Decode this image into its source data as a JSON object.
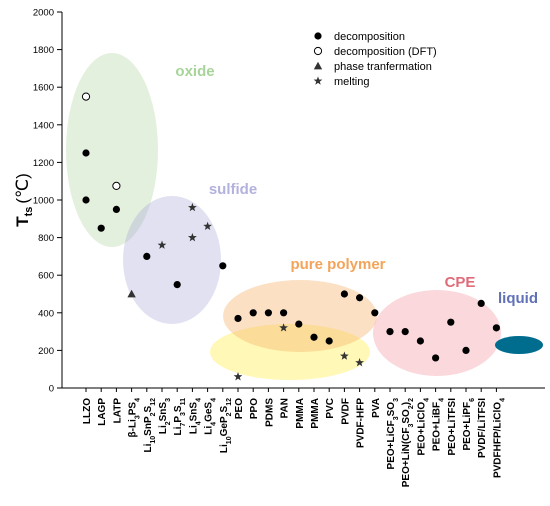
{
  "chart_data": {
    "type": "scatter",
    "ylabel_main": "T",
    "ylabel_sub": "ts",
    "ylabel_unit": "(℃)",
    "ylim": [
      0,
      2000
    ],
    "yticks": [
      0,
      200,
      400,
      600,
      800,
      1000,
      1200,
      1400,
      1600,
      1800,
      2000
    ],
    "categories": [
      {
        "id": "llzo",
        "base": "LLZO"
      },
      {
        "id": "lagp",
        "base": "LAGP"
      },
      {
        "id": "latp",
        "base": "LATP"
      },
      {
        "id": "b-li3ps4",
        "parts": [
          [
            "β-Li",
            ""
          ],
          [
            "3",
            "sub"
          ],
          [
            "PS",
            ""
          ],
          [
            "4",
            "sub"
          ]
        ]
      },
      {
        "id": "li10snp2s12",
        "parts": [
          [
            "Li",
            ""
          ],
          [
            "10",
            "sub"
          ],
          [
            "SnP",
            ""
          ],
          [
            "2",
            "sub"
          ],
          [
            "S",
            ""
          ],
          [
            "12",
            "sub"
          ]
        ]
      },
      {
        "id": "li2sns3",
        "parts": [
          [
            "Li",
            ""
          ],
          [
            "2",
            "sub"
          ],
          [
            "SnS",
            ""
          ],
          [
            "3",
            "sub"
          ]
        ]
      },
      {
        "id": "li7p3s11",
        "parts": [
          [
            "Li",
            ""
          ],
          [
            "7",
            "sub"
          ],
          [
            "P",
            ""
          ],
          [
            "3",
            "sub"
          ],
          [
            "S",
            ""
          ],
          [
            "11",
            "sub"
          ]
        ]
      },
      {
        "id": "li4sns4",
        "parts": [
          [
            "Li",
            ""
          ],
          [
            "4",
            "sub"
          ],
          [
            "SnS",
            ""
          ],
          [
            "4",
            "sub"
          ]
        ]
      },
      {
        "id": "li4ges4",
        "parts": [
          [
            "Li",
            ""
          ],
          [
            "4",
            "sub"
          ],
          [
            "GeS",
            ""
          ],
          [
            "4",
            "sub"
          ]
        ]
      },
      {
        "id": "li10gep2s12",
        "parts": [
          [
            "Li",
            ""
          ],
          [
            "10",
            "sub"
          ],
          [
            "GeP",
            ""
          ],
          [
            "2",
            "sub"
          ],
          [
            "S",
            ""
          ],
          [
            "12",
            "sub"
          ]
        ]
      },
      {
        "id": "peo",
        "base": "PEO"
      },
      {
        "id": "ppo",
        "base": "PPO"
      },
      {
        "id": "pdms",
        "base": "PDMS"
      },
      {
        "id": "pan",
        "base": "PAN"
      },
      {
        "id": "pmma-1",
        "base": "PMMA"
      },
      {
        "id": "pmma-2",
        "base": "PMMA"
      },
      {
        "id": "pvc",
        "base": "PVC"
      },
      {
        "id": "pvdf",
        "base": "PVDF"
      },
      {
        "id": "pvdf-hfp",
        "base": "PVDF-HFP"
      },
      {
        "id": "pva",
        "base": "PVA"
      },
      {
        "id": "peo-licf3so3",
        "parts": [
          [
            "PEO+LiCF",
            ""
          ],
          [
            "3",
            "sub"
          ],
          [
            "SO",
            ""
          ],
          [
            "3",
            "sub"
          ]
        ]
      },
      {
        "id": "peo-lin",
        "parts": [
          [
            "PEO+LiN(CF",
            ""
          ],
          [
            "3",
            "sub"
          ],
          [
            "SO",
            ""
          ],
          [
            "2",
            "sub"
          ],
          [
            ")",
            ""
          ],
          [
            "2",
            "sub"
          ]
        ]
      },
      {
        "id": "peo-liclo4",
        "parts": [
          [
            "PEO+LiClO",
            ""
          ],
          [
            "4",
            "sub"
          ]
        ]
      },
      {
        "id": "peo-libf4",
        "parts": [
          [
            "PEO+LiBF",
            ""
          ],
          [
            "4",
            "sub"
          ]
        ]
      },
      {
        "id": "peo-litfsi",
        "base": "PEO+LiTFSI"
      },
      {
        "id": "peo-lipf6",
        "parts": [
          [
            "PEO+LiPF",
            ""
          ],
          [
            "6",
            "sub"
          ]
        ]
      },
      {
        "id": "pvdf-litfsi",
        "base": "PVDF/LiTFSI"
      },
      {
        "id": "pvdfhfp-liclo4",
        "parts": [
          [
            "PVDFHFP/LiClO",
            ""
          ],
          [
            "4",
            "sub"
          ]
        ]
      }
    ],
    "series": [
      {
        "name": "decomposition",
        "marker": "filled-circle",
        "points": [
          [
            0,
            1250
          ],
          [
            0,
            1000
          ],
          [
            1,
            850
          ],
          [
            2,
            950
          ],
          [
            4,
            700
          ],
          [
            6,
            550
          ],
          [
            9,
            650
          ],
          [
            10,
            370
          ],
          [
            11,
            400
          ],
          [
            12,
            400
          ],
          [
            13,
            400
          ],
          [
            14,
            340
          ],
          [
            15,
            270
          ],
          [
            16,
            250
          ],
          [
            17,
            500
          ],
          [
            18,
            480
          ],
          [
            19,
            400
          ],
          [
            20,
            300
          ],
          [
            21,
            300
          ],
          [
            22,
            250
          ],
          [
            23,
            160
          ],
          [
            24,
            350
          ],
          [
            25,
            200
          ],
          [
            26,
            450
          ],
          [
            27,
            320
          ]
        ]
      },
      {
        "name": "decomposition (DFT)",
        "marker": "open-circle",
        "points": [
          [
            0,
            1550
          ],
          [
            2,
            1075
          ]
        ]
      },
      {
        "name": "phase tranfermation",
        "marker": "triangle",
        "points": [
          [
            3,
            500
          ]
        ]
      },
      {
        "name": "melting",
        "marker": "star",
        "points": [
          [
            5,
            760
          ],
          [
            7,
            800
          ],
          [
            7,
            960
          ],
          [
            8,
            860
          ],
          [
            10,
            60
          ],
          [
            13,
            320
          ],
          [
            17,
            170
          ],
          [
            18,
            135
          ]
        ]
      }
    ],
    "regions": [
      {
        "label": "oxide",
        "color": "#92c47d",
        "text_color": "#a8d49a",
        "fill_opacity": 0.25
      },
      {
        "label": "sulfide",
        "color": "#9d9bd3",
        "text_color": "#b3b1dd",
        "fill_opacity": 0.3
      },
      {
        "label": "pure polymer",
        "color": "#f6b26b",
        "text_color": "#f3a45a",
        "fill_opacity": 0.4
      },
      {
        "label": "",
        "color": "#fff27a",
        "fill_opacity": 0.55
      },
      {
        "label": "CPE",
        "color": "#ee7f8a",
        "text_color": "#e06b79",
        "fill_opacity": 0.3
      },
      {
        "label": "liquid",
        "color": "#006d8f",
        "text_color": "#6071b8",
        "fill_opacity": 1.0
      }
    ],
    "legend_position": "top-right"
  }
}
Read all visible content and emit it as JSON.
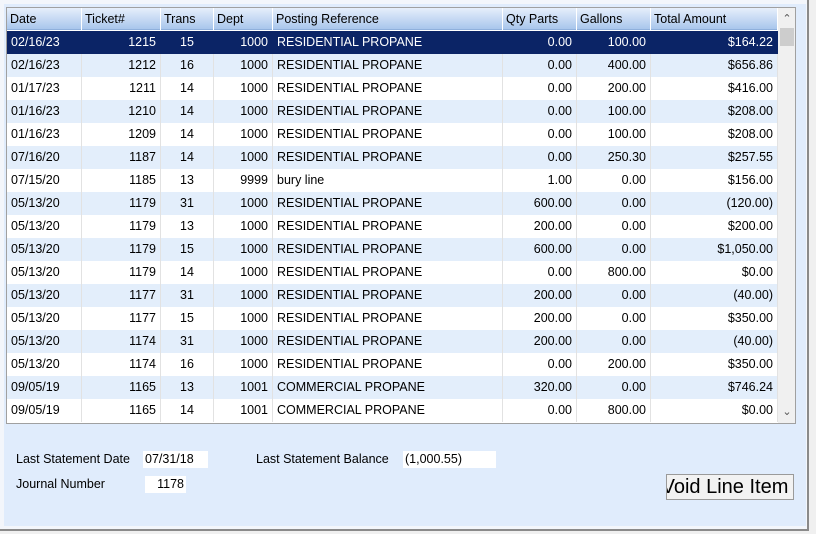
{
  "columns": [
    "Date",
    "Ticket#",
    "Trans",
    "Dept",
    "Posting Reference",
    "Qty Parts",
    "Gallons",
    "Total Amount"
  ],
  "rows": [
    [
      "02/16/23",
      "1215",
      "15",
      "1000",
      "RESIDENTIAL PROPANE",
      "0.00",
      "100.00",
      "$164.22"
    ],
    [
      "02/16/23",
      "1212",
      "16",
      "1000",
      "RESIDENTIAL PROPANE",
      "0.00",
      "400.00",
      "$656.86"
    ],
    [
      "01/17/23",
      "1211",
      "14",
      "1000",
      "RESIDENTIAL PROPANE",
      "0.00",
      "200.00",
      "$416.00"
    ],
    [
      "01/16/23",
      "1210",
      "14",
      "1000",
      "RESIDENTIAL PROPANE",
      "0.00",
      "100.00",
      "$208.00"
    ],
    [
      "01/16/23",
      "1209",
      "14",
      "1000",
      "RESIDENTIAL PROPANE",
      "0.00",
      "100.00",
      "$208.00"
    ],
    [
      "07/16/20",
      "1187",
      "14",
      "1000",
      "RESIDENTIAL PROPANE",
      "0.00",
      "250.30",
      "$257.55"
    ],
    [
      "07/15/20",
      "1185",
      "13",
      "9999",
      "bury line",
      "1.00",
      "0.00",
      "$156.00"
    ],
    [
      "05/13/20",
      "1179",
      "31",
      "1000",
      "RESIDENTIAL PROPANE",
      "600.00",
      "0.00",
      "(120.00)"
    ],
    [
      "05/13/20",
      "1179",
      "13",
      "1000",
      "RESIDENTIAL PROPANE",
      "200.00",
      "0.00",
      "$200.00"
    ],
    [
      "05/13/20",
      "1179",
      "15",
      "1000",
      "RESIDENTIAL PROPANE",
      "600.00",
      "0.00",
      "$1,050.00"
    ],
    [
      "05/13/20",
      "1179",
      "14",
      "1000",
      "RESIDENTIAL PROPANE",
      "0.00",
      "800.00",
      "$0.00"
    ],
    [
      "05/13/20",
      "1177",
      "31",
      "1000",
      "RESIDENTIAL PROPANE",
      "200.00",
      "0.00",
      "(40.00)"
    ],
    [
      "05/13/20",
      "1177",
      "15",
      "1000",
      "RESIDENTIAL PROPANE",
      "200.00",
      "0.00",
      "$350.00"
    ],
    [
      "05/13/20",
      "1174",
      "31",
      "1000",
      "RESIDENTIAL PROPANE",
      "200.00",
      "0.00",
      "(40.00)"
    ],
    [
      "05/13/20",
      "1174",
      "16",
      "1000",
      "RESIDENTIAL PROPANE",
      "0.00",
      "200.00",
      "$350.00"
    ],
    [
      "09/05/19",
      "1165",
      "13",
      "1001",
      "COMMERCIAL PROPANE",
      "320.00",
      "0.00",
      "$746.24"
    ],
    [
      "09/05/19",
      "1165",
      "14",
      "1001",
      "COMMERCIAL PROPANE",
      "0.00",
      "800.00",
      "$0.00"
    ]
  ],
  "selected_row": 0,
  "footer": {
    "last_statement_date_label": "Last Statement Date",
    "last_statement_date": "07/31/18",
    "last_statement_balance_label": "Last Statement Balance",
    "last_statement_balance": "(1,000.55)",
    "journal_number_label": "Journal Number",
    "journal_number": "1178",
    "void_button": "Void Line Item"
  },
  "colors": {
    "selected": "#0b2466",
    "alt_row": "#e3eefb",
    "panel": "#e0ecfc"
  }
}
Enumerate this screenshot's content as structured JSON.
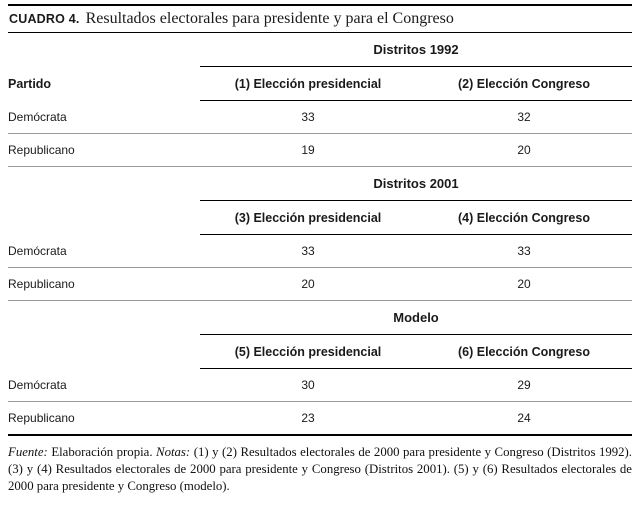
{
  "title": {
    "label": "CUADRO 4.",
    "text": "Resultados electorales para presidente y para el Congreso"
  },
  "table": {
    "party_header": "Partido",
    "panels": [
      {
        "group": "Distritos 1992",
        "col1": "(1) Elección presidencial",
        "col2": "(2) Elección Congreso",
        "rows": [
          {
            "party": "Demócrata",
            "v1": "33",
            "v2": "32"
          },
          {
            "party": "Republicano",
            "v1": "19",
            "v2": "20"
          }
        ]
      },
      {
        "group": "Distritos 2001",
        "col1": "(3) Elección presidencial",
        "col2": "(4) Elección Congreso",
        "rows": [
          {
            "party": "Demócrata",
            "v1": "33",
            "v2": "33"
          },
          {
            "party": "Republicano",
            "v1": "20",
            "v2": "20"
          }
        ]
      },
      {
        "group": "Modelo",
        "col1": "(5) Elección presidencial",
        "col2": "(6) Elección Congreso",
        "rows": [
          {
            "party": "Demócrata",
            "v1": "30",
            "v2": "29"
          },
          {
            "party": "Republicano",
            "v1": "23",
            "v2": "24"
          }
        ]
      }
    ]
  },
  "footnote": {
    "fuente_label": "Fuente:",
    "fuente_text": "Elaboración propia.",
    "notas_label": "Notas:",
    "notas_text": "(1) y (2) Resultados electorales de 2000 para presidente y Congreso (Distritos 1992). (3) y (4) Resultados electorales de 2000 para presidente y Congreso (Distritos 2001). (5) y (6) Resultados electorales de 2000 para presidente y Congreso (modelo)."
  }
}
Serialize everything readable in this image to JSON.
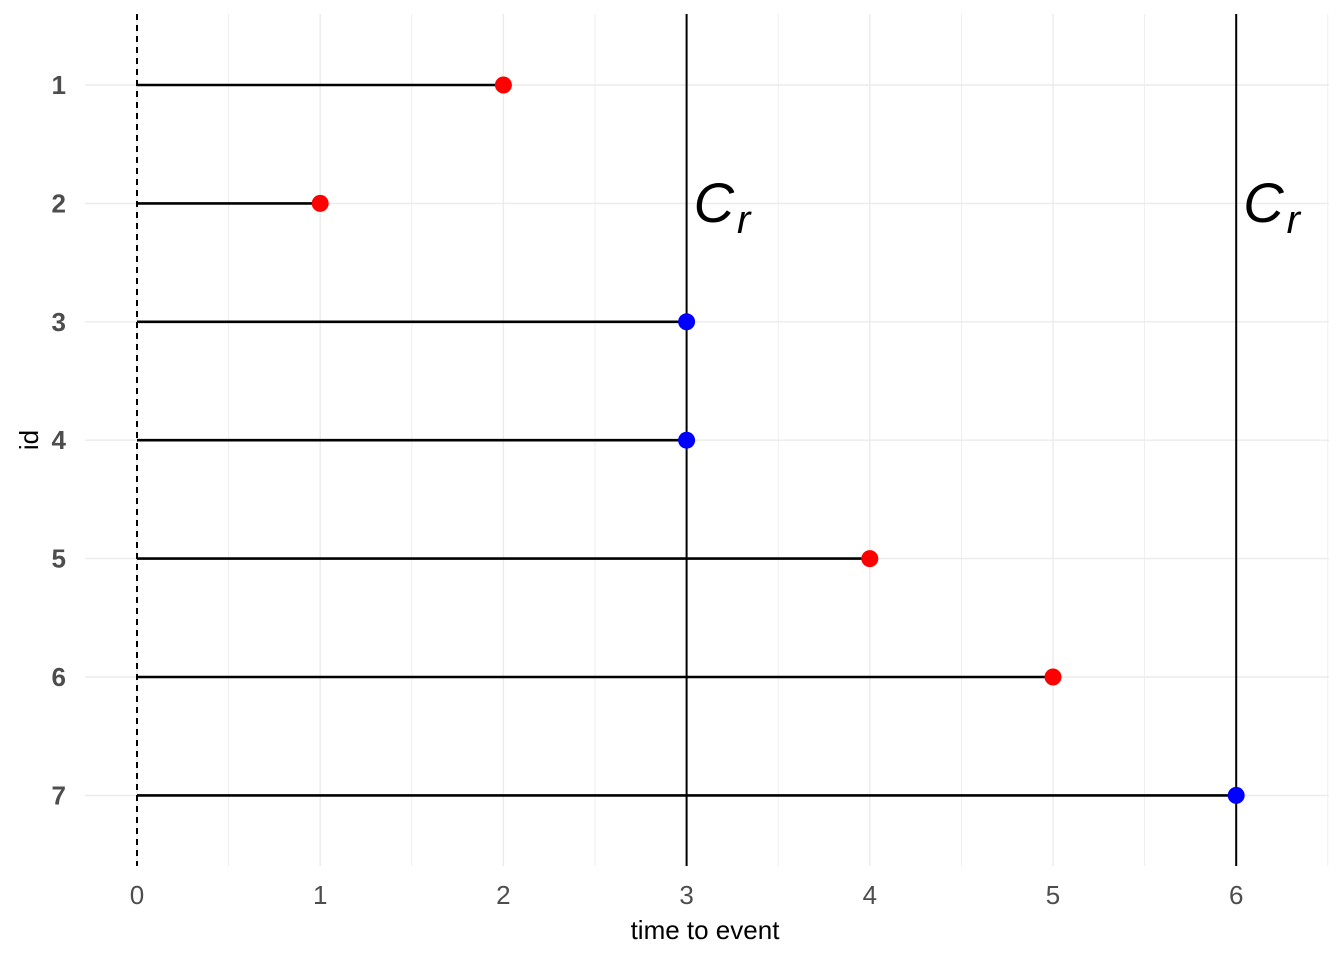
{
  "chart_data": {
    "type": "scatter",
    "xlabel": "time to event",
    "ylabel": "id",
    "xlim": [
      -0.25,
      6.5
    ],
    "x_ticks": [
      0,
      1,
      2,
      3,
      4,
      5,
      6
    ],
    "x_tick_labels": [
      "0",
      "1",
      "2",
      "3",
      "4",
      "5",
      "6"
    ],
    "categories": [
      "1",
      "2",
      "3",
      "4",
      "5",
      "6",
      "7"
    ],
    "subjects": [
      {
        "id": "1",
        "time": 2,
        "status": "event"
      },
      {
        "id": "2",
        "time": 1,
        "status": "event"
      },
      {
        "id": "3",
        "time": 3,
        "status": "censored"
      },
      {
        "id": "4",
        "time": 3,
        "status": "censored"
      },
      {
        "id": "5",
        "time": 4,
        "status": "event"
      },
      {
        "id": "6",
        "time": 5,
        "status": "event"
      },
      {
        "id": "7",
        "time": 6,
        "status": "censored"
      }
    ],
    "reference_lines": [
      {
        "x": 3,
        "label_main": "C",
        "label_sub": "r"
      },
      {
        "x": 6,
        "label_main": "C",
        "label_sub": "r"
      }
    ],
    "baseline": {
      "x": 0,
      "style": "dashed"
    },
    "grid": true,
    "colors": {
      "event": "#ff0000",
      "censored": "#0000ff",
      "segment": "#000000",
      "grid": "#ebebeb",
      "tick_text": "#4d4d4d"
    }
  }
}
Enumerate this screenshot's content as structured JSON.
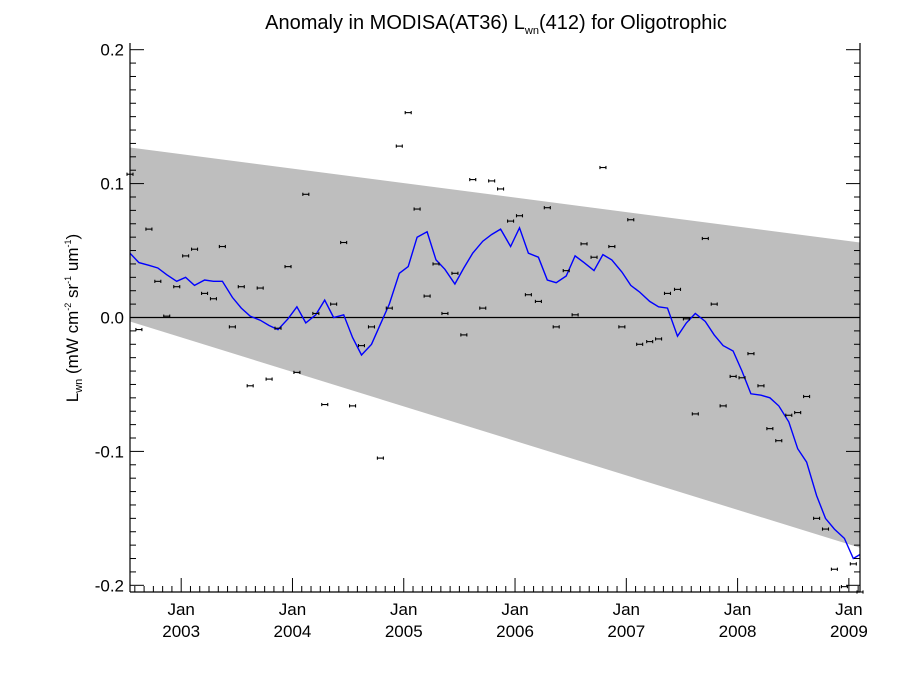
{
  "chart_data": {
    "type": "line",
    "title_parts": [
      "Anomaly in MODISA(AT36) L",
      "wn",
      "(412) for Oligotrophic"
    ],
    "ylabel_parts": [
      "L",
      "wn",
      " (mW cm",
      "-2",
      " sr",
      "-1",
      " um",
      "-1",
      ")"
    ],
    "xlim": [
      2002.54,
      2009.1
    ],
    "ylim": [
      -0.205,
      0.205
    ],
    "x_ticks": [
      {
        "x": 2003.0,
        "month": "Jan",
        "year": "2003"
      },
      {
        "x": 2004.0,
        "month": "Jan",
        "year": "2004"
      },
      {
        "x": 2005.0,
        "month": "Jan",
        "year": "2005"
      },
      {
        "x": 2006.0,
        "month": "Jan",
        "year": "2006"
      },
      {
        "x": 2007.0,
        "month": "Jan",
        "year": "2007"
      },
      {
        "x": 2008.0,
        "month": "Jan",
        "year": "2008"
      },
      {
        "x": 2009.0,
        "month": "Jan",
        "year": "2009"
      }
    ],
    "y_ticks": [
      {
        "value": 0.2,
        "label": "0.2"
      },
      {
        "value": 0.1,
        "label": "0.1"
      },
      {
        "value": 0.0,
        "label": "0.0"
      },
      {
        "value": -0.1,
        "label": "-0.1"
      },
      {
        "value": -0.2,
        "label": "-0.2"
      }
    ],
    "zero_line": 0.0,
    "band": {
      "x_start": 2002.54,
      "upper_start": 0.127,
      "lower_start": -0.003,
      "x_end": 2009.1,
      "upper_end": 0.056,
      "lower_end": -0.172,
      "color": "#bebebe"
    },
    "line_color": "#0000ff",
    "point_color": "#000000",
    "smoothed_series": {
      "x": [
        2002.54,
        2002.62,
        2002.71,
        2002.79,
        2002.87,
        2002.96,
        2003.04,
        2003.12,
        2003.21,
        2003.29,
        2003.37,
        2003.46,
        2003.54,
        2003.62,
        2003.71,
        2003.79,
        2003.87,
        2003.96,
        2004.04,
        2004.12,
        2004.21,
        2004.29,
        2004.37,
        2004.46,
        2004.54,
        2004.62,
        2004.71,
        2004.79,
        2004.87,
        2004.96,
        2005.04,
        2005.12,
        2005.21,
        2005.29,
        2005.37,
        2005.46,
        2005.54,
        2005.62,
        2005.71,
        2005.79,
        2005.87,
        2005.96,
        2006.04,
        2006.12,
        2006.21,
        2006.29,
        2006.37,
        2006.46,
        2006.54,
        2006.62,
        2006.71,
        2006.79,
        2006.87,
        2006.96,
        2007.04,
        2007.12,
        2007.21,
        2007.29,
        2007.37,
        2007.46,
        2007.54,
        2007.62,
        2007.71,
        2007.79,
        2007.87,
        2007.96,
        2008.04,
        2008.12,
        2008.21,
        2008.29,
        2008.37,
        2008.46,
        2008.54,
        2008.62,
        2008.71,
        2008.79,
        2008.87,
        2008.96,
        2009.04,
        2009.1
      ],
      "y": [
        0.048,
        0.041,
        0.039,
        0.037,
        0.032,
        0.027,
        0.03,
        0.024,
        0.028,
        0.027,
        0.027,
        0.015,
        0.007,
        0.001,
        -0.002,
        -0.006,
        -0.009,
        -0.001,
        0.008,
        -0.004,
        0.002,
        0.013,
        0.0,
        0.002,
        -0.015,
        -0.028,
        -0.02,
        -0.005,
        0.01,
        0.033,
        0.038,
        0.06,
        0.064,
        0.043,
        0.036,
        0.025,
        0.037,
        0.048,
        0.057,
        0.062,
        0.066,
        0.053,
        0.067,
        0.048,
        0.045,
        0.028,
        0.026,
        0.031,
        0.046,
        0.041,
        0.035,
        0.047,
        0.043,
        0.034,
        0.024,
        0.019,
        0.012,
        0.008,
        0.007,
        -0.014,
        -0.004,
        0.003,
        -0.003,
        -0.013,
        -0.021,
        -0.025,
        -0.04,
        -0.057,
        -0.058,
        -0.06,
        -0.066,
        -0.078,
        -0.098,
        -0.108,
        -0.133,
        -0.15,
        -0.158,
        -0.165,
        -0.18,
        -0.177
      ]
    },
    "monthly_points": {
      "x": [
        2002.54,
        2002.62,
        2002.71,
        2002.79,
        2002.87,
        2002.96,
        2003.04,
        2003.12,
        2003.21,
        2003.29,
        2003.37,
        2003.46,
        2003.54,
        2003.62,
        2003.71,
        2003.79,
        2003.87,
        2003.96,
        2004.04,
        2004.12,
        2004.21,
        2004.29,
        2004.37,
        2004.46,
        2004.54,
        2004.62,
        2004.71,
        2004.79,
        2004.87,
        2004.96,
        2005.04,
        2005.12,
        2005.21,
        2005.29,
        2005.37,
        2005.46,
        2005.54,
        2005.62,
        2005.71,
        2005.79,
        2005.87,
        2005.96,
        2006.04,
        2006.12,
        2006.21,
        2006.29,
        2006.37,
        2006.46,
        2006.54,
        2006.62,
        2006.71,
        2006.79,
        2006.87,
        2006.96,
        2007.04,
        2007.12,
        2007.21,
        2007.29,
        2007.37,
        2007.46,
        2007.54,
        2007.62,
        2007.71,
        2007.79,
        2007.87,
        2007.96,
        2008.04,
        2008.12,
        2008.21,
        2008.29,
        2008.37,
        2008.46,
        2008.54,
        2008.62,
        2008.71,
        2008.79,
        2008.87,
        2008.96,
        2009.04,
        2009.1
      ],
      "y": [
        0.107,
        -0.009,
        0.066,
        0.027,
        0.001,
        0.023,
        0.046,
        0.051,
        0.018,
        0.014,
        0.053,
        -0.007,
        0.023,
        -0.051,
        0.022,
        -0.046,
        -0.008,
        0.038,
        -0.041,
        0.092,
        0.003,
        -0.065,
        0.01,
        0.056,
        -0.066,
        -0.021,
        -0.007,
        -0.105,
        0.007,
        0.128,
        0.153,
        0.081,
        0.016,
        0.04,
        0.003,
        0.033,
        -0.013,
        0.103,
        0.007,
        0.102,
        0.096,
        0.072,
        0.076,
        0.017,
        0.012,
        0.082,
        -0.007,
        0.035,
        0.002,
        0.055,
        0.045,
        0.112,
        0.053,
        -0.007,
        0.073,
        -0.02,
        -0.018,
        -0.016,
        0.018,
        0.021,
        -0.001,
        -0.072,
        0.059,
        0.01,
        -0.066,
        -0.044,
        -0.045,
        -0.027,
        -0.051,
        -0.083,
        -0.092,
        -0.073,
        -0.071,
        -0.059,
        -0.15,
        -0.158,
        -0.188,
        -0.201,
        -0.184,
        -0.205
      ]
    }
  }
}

——

(SET PROBLEM): Copy every line that contains the string "name".

(EXERCISE SOLUTION):
        "name": "decomposition",
        "name": "decomposition (DFT)",
        "name": "phase tranfermation",
        "name": "melting",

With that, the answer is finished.